## start
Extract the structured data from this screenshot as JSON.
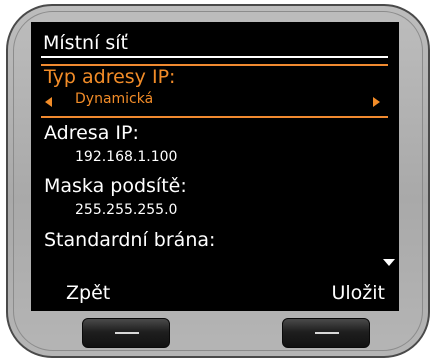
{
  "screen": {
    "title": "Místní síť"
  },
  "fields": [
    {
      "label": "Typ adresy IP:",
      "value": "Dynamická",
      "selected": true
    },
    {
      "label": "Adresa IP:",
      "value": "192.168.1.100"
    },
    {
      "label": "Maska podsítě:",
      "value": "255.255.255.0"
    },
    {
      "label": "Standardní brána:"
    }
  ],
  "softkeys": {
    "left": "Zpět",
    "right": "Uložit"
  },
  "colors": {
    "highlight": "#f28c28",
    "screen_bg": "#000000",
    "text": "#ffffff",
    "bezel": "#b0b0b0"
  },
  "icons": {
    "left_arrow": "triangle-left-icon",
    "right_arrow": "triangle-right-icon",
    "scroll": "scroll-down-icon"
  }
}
## end
- TASK TO COMPLETE
Quote the material exactly. Pictures stay out.

- RIGHT ANSWER
Extract the structured data from this screenshot as JSON.
{
  "screen": {
    "title": "Místní síť"
  },
  "fields": [
    {
      "label": "Typ adresy IP:",
      "value": "Dynamická",
      "selected": true
    },
    {
      "label": "Adresa IP:",
      "value": "192.168.1.100"
    },
    {
      "label": "Maska podsítě:",
      "value": "255.255.255.0"
    },
    {
      "label": "Standardní brána:"
    }
  ],
  "softkeys": {
    "left": "Zpět",
    "right": "Uložit"
  },
  "colors": {
    "highlight": "#f28c28",
    "screen_bg": "#000000",
    "text": "#ffffff",
    "bezel": "#b0b0b0"
  },
  "icons": {
    "left_arrow": "triangle-left-icon",
    "right_arrow": "triangle-right-icon",
    "scroll": "scroll-down-icon"
  }
}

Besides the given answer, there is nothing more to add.